• PROBLEM DESCRIPTION
Report how many lines of the records below include the word "archived". Give nothing but the number.

• Stored entries
------------

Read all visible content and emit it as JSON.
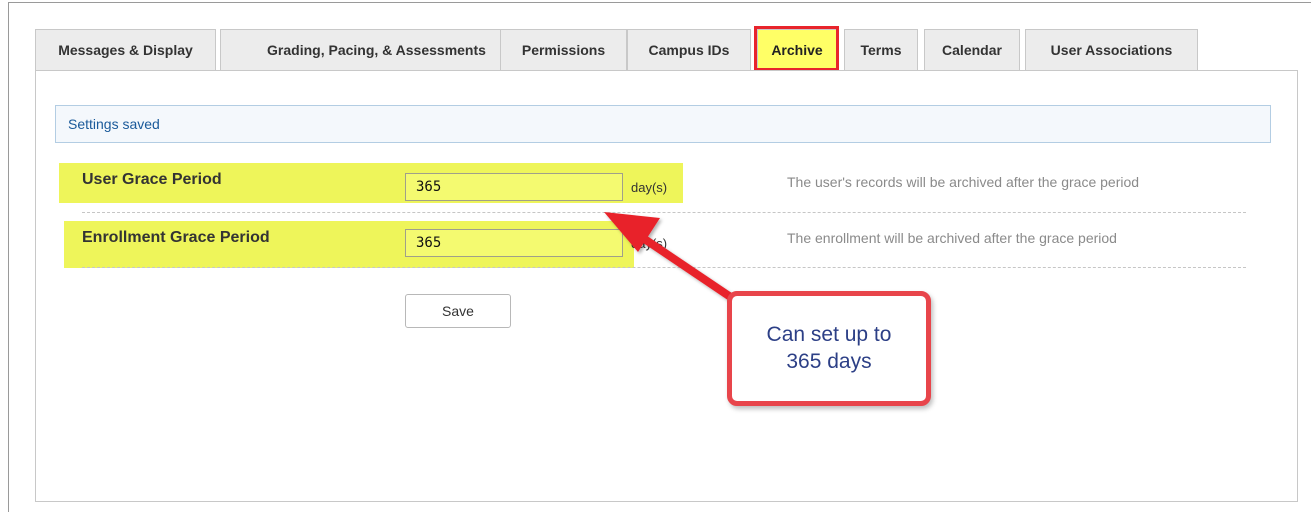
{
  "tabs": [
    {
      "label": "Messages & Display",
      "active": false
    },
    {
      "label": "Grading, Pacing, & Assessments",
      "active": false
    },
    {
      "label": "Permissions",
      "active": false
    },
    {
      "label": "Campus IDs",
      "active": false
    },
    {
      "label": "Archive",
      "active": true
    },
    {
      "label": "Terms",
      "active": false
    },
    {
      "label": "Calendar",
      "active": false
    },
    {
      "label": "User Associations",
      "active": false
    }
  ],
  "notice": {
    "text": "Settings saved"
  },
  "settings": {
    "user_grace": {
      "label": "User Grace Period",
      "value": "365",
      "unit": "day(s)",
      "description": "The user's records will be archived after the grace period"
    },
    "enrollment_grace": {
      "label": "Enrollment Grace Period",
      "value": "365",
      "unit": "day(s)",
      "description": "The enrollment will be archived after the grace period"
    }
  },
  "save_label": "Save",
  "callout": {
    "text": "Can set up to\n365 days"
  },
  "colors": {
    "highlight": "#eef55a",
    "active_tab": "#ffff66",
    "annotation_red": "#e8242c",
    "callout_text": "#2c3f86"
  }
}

------------

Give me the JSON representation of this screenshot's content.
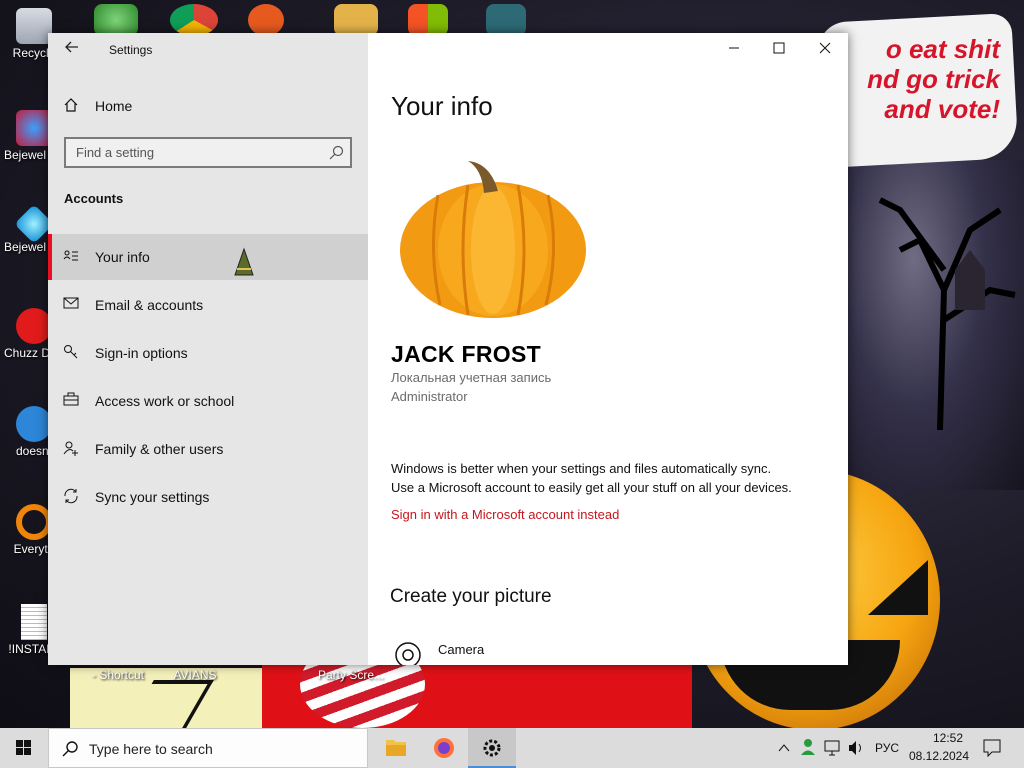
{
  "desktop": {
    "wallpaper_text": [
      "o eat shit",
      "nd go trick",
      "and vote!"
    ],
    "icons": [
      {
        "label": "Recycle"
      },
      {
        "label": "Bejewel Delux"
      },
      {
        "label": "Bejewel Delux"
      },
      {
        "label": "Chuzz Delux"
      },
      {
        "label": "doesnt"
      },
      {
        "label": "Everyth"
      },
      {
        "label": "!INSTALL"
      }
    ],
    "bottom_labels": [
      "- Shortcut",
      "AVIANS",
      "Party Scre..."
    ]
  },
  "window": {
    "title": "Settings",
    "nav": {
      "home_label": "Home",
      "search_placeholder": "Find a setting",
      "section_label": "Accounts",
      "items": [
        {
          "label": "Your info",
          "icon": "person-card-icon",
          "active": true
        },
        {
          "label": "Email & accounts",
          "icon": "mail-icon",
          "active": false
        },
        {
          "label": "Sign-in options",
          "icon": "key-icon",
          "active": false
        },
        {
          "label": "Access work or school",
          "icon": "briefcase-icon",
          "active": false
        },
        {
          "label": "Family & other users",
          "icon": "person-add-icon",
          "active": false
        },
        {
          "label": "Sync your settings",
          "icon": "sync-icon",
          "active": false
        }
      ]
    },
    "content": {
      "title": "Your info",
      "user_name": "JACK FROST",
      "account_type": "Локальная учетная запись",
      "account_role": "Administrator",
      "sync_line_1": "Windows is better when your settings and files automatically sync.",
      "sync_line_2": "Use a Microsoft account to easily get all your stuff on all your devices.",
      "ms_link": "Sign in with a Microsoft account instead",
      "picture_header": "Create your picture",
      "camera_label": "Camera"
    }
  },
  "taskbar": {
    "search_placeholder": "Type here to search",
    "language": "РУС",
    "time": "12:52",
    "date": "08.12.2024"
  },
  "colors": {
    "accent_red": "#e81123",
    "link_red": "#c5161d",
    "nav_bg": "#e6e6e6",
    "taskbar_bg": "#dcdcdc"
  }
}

------------

• SOLUTION TO THE PROBLEM
2